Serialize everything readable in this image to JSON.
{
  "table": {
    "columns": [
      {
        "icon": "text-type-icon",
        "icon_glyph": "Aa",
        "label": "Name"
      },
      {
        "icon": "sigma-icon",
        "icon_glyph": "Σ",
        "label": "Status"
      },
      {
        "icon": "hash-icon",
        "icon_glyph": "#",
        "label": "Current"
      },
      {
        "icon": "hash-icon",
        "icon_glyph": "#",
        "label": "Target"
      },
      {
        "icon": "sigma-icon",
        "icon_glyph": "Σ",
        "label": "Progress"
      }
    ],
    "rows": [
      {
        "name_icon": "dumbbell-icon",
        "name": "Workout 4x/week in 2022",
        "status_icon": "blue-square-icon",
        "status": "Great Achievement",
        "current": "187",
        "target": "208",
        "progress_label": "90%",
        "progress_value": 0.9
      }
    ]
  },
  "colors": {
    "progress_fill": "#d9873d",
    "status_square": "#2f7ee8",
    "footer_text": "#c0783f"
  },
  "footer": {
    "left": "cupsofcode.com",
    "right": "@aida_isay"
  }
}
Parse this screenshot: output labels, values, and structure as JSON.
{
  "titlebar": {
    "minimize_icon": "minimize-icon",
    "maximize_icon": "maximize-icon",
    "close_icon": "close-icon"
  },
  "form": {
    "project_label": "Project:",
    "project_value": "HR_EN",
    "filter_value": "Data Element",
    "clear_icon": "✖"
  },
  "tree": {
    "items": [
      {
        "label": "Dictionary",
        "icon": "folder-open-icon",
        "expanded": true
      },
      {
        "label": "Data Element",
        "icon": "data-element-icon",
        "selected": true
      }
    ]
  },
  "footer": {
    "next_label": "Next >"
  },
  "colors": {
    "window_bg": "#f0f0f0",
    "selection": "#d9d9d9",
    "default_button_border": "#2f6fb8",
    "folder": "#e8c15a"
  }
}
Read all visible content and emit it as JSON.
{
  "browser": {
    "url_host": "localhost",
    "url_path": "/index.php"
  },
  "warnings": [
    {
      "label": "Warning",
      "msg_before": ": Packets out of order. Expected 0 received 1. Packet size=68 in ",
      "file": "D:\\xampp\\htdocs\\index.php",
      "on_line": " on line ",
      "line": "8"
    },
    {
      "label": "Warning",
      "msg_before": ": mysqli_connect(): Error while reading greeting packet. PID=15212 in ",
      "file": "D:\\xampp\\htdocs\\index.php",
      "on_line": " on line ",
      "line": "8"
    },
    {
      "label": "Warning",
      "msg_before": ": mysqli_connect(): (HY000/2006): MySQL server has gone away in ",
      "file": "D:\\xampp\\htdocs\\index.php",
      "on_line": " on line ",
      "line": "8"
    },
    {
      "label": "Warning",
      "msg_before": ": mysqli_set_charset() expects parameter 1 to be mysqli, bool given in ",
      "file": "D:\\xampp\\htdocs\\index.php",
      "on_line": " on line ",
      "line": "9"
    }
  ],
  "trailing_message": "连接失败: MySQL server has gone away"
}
######
> WHAT NEEDS TO BE DONE: Every entry needs to be retyped exactly.

> FULL ANSWER:
Serialize everything readable in this image to JSON.
{
  "table": {
    "columns": [
      {
        "icon": "text-type-icon",
        "icon_glyph": "Aa",
        "label": "Name"
      },
      {
        "icon": "sigma-icon",
        "icon_glyph": "Σ",
        "label": "Status"
      },
      {
        "icon": "hash-icon",
        "icon_glyph": "#",
        "label": "Current"
      },
      {
        "icon": "hash-icon",
        "icon_glyph": "#",
        "label": "Target"
      },
      {
        "icon": "sigma-icon",
        "icon_glyph": "Σ",
        "label": "Progress"
      }
    ],
    "rows": [
      {
        "name_icon": "dumbbell-icon",
        "name": "Workout 4x/week in 2022",
        "status_icon": "blue-square-icon",
        "status": "Great Achievement",
        "current": "187",
        "target": "208",
        "progress_label": "90%",
        "progress_value": 0.9
      }
    ]
  },
  "colors": {
    "progress_fill": "#d9873d",
    "status_square": "#2f7ee8",
    "footer_text": "#c0783f"
  },
  "footer": {
    "left": "cupsofcode.com",
    "right": "@aida_isay"
  }
}
Parse this screenshot: output labels, values, and structure as JSON.
{
  "titlebar": {
    "minimize_icon": "minimize-icon",
    "maximize_icon": "maximize-icon",
    "close_icon": "close-icon"
  },
  "form": {
    "project_label": "Project:",
    "project_value": "HR_EN",
    "filter_value": "Data Element",
    "clear_icon": "✖"
  },
  "tree": {
    "items": [
      {
        "label": "Dictionary",
        "icon": "folder-open-icon",
        "expanded": true
      },
      {
        "label": "Data Element",
        "icon": "data-element-icon",
        "selected": true
      }
    ]
  },
  "footer": {
    "next_label": "Next >"
  },
  "colors": {
    "window_bg": "#f0f0f0",
    "selection": "#d9d9d9",
    "default_button_border": "#2f6fb8",
    "folder": "#e8c15a"
  }
}
Read all visible content and emit it as JSON.
{
  "browser": {
    "url_host": "localhost",
    "url_path": "/index.php"
  },
  "warnings": [
    {
      "label": "Warning",
      "msg_before": ": Packets out of order. Expected 0 received 1. Packet size=68 in ",
      "file": "D:\\xampp\\htdocs\\index.php",
      "on_line": " on line ",
      "line": "8"
    },
    {
      "label": "Warning",
      "msg_before": ": mysqli_connect(): Error while reading greeting packet. PID=15212 in ",
      "file": "D:\\xampp\\htdocs\\index.php",
      "on_line": " on line ",
      "line": "8"
    },
    {
      "label": "Warning",
      "msg_before": ": mysqli_connect(): (HY000/2006): MySQL server has gone away in ",
      "file": "D:\\xampp\\htdocs\\index.php",
      "on_line": " on line ",
      "line": "8"
    },
    {
      "label": "Warning",
      "msg_before": ": mysqli_set_charset() expects parameter 1 to be mysqli, bool given in ",
      "file": "D:\\xampp\\htdocs\\index.php",
      "on_line": " on line ",
      "line": "9"
    }
  ],
  "trailing_message": "连接失败: MySQL server has gone away"
}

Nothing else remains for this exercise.